Issues
Discuss about the Global Perspectives On The E-Commerce Taxation Law.
The present issue is based on the determination of the tax consequences of ABC Sports Pty Ltd and John. The issue would be considering the assess ability of receipts and deductibility of the expenditure incurred during the business and course of employment.
- “Californian Oil Products Ltd v Federal Commissioner of Taxation (1934)”
- “Federal Commissioner of Taxation v Wiener (1978)”
- “Sun Newspaper Ltd v Federal Commissioner of Taxation (1938)”
- “Scott v Commissioner of Taxation (1935)”
- “J & G Knowles v Federal Commissioner of Taxation (2000)”
- “Higgs v Oliver”
- “Toyama Pty Ltd v Landmark Building Developments Pty Ltd”
- “Marana Holdings Pty Ltd v Commissioner of Taxation (2004)”
According to “subsection 6-5 (2) of the ITAA 1997” it lay down that an amount that is received by the resident taxpayer comprises of ordinary income that is derived directly or indirectly from all the sources during the income year (Barkoczy 2014). An amount that is received by the taxpayer in association with the cancellation of contract or variation of the contract or agreement that is made during the course of business is frequently held as the income in nature given the amount that is replaced would have been income. On the other hand, if the cancellation of contract or variations creates an impact on the framework of the business or causes a substantial portion of the business to be lost then the amount that is received would be held as capital in nature.

● ● ● ●

> [Exercise task 1]: According to the taxation passage, when is an amount received for a contract cancellation or variation treated as capital in nature?
> [Exercise task 2]: Reproduce the taxation passage between "The present issue" and "course of employment.", inclusive.
The lines that follow come from a different source than the taxation passage.

● ● ● ●

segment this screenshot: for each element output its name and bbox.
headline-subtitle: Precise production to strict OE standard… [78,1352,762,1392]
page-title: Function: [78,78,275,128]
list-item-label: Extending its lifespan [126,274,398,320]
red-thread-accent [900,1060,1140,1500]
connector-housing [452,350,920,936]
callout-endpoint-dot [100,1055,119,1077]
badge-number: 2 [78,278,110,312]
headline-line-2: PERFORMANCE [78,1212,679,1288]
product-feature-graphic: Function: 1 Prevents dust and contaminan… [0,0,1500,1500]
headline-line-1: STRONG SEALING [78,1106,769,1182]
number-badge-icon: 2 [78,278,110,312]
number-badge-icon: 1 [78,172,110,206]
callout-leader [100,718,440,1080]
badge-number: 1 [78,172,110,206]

● ● ● ●

> [Exercise response 1]: It is treated as capital when the cancellation or variation affects the framework of the business or causes a substantial portion of the business to be lost.

> [Exercise response 2]:
The present issue is based on the determination of the tax consequences of ABC Sports Pty Ltd and John. The issue would be considering the assess ability of receipts and deductibility of the expenditure incurred during the business and course of employment.